__YOUR TASK__
Write out the full set of records below exactly.

__RECORDS FOR THIS EXERCISE__
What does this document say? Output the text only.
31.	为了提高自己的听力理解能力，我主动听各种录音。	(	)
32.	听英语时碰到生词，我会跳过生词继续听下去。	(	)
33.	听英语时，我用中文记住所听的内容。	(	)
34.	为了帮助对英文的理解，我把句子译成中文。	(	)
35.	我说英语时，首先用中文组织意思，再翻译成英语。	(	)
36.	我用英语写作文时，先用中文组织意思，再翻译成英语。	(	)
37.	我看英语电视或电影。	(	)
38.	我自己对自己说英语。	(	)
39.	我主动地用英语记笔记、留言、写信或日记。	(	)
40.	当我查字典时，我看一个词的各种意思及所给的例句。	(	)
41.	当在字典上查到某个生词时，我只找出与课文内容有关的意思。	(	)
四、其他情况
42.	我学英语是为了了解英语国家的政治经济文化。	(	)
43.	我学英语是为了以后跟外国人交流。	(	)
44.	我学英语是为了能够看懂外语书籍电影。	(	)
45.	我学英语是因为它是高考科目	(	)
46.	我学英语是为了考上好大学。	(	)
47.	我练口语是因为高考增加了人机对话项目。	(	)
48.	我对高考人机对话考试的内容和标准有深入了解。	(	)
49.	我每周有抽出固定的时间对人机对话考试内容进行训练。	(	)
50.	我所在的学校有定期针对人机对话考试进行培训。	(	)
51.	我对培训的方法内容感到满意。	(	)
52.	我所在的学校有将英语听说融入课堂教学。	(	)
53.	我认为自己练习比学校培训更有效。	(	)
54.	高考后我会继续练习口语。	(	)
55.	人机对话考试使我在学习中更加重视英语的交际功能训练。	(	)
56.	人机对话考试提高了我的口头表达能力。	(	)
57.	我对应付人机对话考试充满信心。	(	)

__REPLY__
What does this document say? Output the text only.
31.	为了提高自己的听力理解能力，我主动听各种录音。	(	)
32.	听英语时碰到生词，我会跳过生词继续听下去。	(	)
33.	听英语时，我用中文记住所听的内容。	(	)
34.	为了帮助对英文的理解，我把句子译成中文。	(	)
35.	我说英语时，首先用中文组织意思，再翻译成英语。	(	)
36.	我用英语写作文时，先用中文组织意思，再翻译成英语。	(	)
37.	我看英语电视或电影。	(	)
38.	我自己对自己说英语。	(	)
39.	我主动地用英语记笔记、留言、写信或日记。	(	)
40.	当我查字典时，我看一个词的各种意思及所给的例句。	(	)
41.	当在字典上查到某个生词时，我只找出与课文内容有关的意思。	(	)
四、其他情况
42.	我学英语是为了了解英语国家的政治经济文化。	(	)
43.	我学英语是为了以后跟外国人交流。	(	)
44.	我学英语是为了能够看懂外语书籍电影。	(	)
45.	我学英语是因为它是高考科目	(	)
46.	我学英语是为了考上好大学。	(	)
47.	我练口语是因为高考增加了人机对话项目。	(	)
48.	我对高考人机对话考试的内容和标准有深入了解。	(	)
49.	我每周有抽出固定的时间对人机对话考试内容进行训练。	(	)
50.	我所在的学校有定期针对人机对话考试进行培训。	(	)
51.	我对培训的方法内容感到满意。	(	)
52.	我所在的学校有将英语听说融入课堂教学。	(	)
53.	我认为自己练习比学校培训更有效。	(	)
54.	高考后我会继续练习口语。	(	)
55.	人机对话考试使我在学习中更加重视英语的交际功能训练。	(	)
56.	人机对话考试提高了我的口头表达能力。	(	)
57.	我对应付人机对话考试充满信心。	(	)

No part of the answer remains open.